— Begin ENTRIES SHOWN —

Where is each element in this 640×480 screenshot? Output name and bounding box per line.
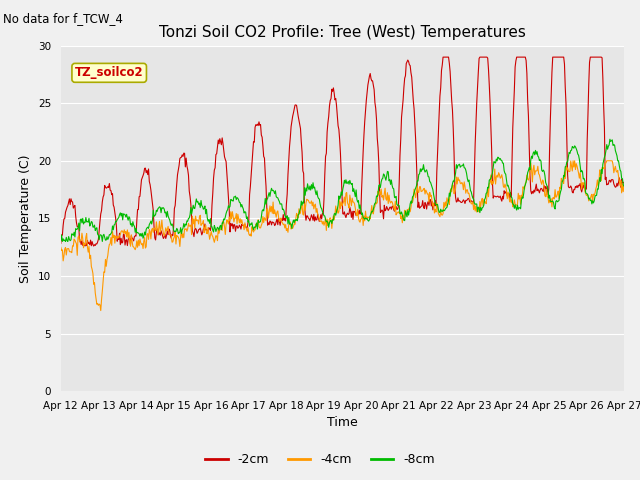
Y-axis label: Soil Temperature (C): Soil Temperature (C) <box>19 154 32 283</box>
Text: TZ_soilco2: TZ_soilco2 <box>75 66 143 79</box>
X-axis label: Time: Time <box>327 417 358 430</box>
Legend: -2cm, -4cm, -8cm: -2cm, -4cm, -8cm <box>200 448 440 471</box>
Text: No data for f_TCW_4: No data for f_TCW_4 <box>3 12 123 25</box>
Title: Tonzi Soil CO2 Profile: Tree (West) Temperatures: Tonzi Soil CO2 Profile: Tree (West) Temp… <box>159 25 526 40</box>
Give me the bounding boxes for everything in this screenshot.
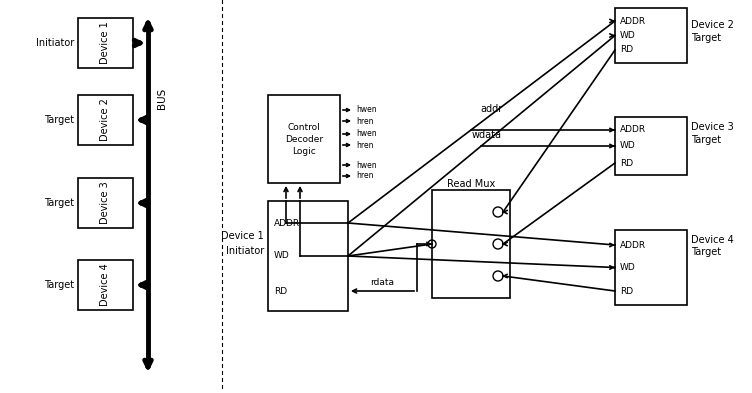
Text: hwen: hwen	[356, 105, 377, 114]
Bar	[615, 230, 687, 305]
Text: Device 1: Device 1	[221, 231, 264, 241]
Text: hren: hren	[356, 141, 374, 149]
Bar	[78, 178, 133, 228]
Bar	[78, 95, 133, 145]
Text: Logic: Logic	[292, 147, 316, 156]
Text: RD: RD	[620, 46, 633, 55]
Bar	[268, 95, 340, 183]
Text: WD: WD	[620, 141, 635, 151]
Text: Device 4: Device 4	[101, 264, 111, 307]
Text: WD: WD	[620, 31, 635, 40]
Text: WD: WD	[274, 252, 290, 261]
Text: Device 2: Device 2	[691, 20, 734, 30]
Text: wdata: wdata	[472, 130, 502, 140]
Text: BUS: BUS	[157, 87, 167, 108]
Text: Initiator: Initiator	[226, 246, 264, 256]
Text: WD: WD	[620, 263, 635, 272]
Text: Target: Target	[691, 135, 721, 145]
Bar	[78, 260, 133, 310]
Text: ADDR: ADDR	[620, 241, 646, 250]
Text: Device 3: Device 3	[691, 122, 734, 132]
Text: hwen: hwen	[356, 160, 377, 169]
Bar	[268, 201, 348, 311]
Text: Initiator: Initiator	[36, 38, 74, 48]
Text: addr: addr	[481, 104, 502, 114]
Text: hwen: hwen	[356, 130, 377, 138]
Text: RD: RD	[620, 158, 633, 167]
Text: hren: hren	[356, 116, 374, 125]
Text: ADDR: ADDR	[274, 219, 300, 228]
Text: Target: Target	[44, 198, 74, 208]
Bar	[615, 117, 687, 175]
Bar	[432, 190, 510, 298]
Text: rdata: rdata	[371, 278, 395, 287]
Text: Device 3: Device 3	[101, 182, 111, 224]
Bar	[78, 18, 133, 68]
Text: Control: Control	[287, 123, 320, 132]
Text: Target: Target	[691, 33, 721, 43]
Text: Device 4: Device 4	[691, 235, 734, 245]
Text: Decoder: Decoder	[285, 134, 323, 143]
Text: Read Mux: Read Mux	[447, 179, 495, 189]
Text: Target: Target	[691, 247, 721, 257]
Text: hren: hren	[356, 171, 374, 180]
Text: RD: RD	[620, 286, 633, 296]
Text: RD: RD	[274, 286, 287, 296]
Text: Target: Target	[44, 280, 74, 290]
Bar	[615, 8, 687, 63]
Text: ADDR: ADDR	[620, 17, 646, 26]
Text: Device 1: Device 1	[101, 22, 111, 64]
Text: Device 2: Device 2	[101, 99, 111, 141]
Text: Target: Target	[44, 115, 74, 125]
Text: ADDR: ADDR	[620, 125, 646, 134]
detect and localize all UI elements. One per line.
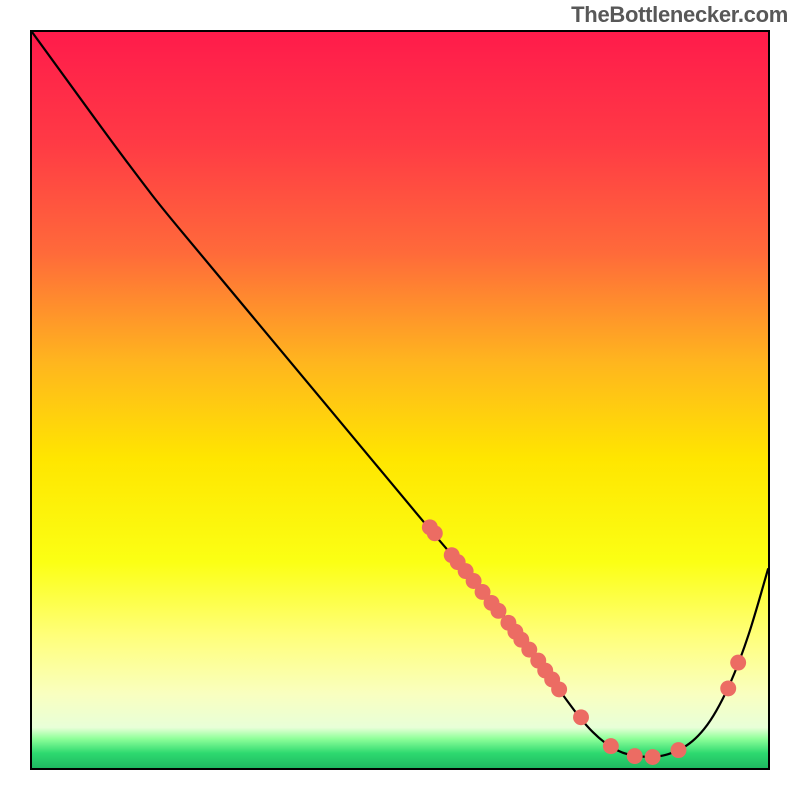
curve-line xyxy=(32,32,768,757)
data-marker xyxy=(645,749,661,765)
plot-svg xyxy=(32,32,768,768)
data-marker xyxy=(627,748,643,764)
chart-container: TheBottlenecker.com xyxy=(0,0,800,800)
data-marker xyxy=(720,680,736,696)
data-marker xyxy=(427,525,443,541)
data-marker xyxy=(551,681,567,697)
attribution-text: TheBottlenecker.com xyxy=(571,2,788,28)
data-marker xyxy=(573,709,589,725)
data-marker xyxy=(603,738,619,754)
plot-frame xyxy=(30,30,770,770)
data-marker xyxy=(671,742,687,758)
data-marker xyxy=(730,655,746,671)
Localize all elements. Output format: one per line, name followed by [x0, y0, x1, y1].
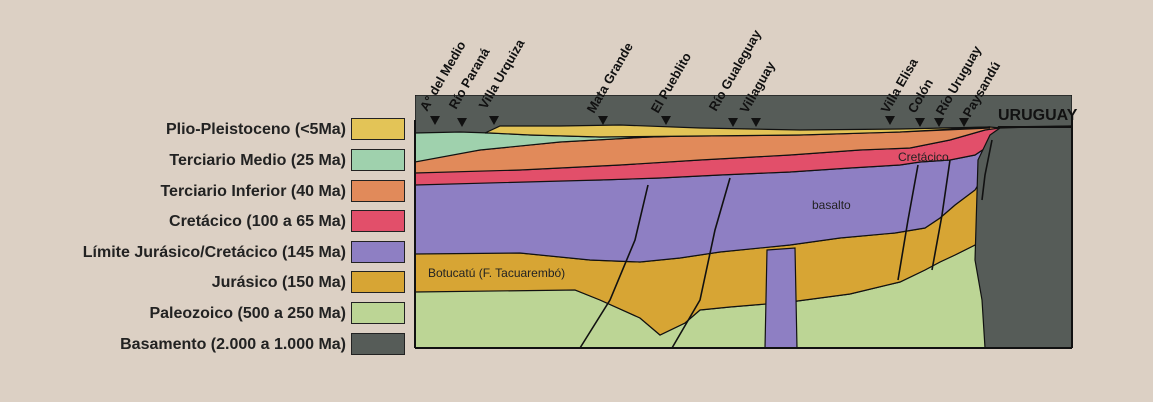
legend-item-plio-pleistoceno: Plio-Pleistoceno (<5Ma) [0, 118, 410, 144]
location-triangle [661, 116, 671, 125]
basalt-dike [764, 247, 798, 348]
legend-item-cretacico: Cretácico (100 a 65 Ma) [0, 210, 410, 236]
legend-swatch [351, 149, 405, 171]
legend-swatch [351, 180, 405, 202]
legend-swatch [351, 302, 405, 324]
strata [415, 95, 1072, 348]
cretacico-annotation: Cretácico [898, 150, 949, 164]
legend-label: Cretácico (100 a 65 Ma) [169, 213, 346, 230]
location-triangle [959, 118, 969, 127]
legend-label: Terciario Inferior (40 Ma) [160, 183, 346, 200]
location-triangle [728, 118, 738, 127]
location-triangle [751, 118, 761, 127]
legend-label: Límite Jurásico/Cretácico (145 Ma) [82, 244, 346, 261]
fault-line [579, 184, 649, 349]
fault-line [981, 139, 993, 201]
basement-high [974, 125, 1072, 348]
location-triangle [457, 118, 467, 127]
location-triangle [915, 118, 925, 127]
location-triangle [934, 118, 944, 127]
location-triangle [489, 116, 499, 125]
legend-label: Basamento (2.000 a 1.000 Ma) [120, 336, 346, 353]
location-triangle [598, 116, 608, 125]
legend-item-paleozoico: Paleozoico (500 a 250 Ma) [0, 302, 410, 328]
legend-label: Jurásico (150 Ma) [211, 274, 346, 291]
fault-line [931, 159, 951, 271]
legend-item-terciario-inferior: Terciario Inferior (40 Ma) [0, 180, 410, 206]
legend-item-basamento: Basamento (2.000 a 1.000 Ma) [0, 333, 410, 359]
fault-line [897, 164, 919, 281]
botucatu-annotation: Botucatú (F. Tacuarembó) [428, 266, 565, 280]
legend-swatch [351, 333, 405, 355]
legend-label: Paleozoico (500 a 250 Ma) [149, 305, 346, 322]
legend-item-jurasico: Jurásico (150 Ma) [0, 271, 410, 297]
faults [579, 139, 993, 349]
layer-plio-pleistoceno [484, 124, 991, 138]
location-triangle [430, 116, 440, 125]
legend-swatch [351, 210, 405, 232]
legend-label: Plio-Pleistoceno (<5Ma) [165, 121, 346, 138]
legend-swatch [351, 271, 405, 293]
legend-label: Terciario Medio (25 Ma) [169, 152, 346, 169]
fault-line [671, 177, 731, 349]
location-markers [430, 116, 969, 127]
location-triangle [885, 116, 895, 125]
section-frame [414, 120, 1073, 349]
legend-swatch [351, 241, 405, 263]
country-label: URUGUAY [998, 107, 1078, 124]
legend-swatch [351, 118, 405, 140]
legend-item-limite-jurasico-cretacico: Límite Jurásico/Cretácico (145 Ma) [0, 241, 410, 267]
legend-item-terciario-medio: Terciario Medio (25 Ma) [0, 149, 410, 175]
basalto-annotation: basalto [812, 198, 851, 212]
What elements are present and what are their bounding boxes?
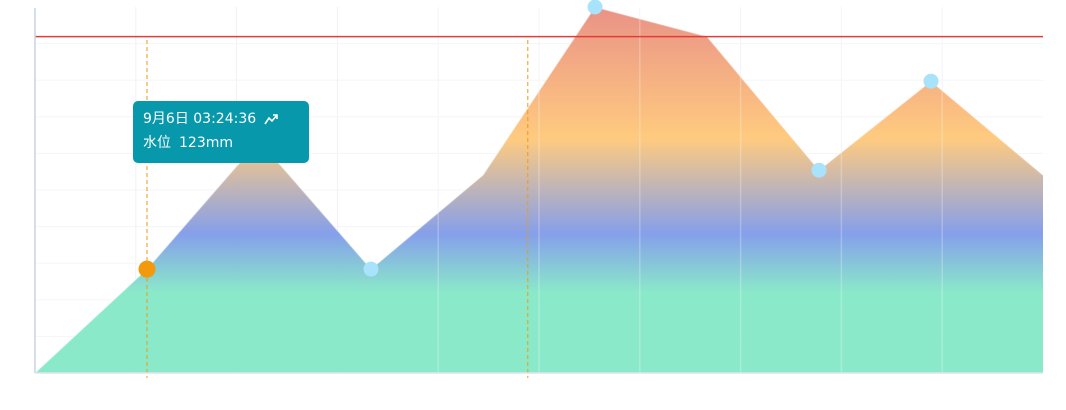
tooltip-value-row: 水位 123mm (143, 131, 299, 155)
data-point[interactable] (363, 261, 379, 277)
data-point[interactable] (587, 0, 603, 15)
area-fill (35, 7, 1043, 373)
vertical-markers (146, 40, 529, 378)
tooltip-header-row: 9月6日 03:24:36 (143, 107, 299, 131)
data-tooltip: 9月6日 03:24:36 水位 123mm (133, 101, 309, 163)
axes (34, 8, 1043, 374)
highlighted-data-point[interactable] (138, 260, 156, 278)
tooltip-value: 123mm (179, 135, 233, 151)
series-line (34, 6, 1044, 374)
tooltip-datetime: 9月6日 03:24:36 (143, 111, 257, 127)
data-point[interactable] (811, 162, 827, 178)
data-point[interactable] (923, 73, 939, 89)
area-series (34, 6, 1044, 374)
tooltip-series-label: 水位 (143, 135, 171, 151)
trend-up-icon (264, 113, 278, 125)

— End ENTRIES SHOWN —

* [SHORT EXERCISE]: Please retype the rows from the line with "105, 377, 114]" to the line with "252, 290, 261]", keeping every character the same.

* [COMPLETED EXERCISE]:
Text: hwen: hwen	[356, 105, 377, 114]
Bar	[615, 230, 687, 305]
Text: Device 1: Device 1	[221, 231, 264, 241]
Text: hren: hren	[356, 141, 374, 149]
Bar	[78, 178, 133, 228]
Bar	[78, 95, 133, 145]
Text: Logic: Logic	[292, 147, 316, 156]
Text: RD: RD	[620, 46, 633, 55]
Bar	[268, 95, 340, 183]
Text: WD: WD	[620, 141, 635, 151]
Text: Device 4: Device 4	[101, 264, 111, 307]
Text: WD: WD	[620, 31, 635, 40]
Text: WD: WD	[274, 252, 290, 261]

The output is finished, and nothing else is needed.